## Brief
Which lines contain the string "Nguyễn"? Please list every one of them.

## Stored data
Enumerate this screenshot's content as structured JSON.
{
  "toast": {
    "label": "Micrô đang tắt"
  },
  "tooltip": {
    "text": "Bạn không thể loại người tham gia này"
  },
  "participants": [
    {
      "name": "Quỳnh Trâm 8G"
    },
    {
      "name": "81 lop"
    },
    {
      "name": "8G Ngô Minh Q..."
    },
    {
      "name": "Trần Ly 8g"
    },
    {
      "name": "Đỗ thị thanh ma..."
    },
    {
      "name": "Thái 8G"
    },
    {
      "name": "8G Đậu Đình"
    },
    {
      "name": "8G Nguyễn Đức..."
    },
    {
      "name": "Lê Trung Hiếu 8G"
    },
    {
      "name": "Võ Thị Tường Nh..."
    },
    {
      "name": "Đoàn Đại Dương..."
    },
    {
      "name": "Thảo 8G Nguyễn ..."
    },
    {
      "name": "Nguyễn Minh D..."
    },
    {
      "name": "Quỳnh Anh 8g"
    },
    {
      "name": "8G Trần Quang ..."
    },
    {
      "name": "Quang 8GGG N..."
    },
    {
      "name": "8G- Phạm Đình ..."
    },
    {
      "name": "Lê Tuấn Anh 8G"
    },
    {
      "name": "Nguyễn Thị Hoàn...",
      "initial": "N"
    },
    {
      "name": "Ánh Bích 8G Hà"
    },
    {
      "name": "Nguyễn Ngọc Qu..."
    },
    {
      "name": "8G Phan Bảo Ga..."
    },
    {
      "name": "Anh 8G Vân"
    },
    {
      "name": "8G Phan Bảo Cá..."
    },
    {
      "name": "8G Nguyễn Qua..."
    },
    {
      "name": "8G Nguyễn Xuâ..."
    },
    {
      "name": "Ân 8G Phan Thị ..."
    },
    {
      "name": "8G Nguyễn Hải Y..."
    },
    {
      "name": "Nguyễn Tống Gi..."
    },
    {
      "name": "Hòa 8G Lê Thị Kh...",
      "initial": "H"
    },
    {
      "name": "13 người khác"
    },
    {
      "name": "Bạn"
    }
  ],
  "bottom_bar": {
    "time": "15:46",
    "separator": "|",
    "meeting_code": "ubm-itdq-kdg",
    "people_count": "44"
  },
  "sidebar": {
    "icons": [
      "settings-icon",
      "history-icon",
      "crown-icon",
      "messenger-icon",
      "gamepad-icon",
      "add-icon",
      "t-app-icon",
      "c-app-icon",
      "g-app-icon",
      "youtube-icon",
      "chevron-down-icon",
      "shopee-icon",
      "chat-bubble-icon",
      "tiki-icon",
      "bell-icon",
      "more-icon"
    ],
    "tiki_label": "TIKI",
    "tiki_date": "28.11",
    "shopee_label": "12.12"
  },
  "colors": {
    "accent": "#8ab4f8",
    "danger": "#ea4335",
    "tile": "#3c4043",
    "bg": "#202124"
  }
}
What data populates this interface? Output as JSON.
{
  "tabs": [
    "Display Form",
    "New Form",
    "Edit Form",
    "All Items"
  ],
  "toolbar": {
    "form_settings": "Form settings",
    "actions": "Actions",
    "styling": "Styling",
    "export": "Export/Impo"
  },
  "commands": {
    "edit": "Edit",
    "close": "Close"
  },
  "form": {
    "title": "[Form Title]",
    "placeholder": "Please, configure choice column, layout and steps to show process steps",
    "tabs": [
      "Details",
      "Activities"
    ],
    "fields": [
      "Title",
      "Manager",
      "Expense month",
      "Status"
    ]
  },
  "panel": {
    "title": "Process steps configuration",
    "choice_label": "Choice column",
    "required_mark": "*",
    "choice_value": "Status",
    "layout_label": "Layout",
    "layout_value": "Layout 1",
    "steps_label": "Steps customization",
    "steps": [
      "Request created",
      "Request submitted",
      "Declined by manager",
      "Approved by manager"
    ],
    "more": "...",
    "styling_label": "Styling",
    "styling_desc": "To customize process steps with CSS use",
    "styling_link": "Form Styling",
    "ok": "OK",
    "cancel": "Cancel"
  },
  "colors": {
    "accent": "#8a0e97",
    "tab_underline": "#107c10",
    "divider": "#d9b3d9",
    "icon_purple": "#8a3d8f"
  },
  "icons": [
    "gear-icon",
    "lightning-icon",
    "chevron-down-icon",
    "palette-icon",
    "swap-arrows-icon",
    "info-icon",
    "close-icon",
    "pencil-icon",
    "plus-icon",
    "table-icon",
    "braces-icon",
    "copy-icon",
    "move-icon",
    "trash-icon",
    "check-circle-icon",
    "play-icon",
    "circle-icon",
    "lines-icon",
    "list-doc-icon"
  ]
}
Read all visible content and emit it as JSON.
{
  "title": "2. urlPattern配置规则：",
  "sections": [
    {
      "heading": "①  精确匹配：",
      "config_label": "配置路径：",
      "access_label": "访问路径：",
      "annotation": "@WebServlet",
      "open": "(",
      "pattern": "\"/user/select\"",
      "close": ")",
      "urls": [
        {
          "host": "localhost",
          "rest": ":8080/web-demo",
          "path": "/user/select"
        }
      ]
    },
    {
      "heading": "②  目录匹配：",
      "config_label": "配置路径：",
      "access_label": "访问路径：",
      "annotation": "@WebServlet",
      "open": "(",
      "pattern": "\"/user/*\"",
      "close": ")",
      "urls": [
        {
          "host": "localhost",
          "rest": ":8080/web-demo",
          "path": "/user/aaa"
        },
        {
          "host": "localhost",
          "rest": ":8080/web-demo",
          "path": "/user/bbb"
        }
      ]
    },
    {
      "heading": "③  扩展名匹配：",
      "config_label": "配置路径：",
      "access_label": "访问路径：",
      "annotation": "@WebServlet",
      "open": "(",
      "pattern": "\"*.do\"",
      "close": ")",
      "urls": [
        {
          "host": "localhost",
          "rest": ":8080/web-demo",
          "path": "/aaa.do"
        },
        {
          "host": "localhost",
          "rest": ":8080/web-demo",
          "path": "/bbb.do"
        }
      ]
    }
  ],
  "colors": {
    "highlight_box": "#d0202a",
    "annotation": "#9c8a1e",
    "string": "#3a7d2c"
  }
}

## Solution
      "name": "8G Nguyễn Đức..."
      "name": "Thảo 8G Nguyễn ..."
      "name": "Nguyễn Minh D..."
      "name": "Nguyễn Thị Hoàn...",
      "name": "Nguyễn Ngọc Qu..."
      "name": "8G Nguyễn Qua..."
      "name": "8G Nguyễn Xuâ..."
      "name": "8G Nguyễn Hải Y..."
      "name": "Nguyễn Tống Gi..."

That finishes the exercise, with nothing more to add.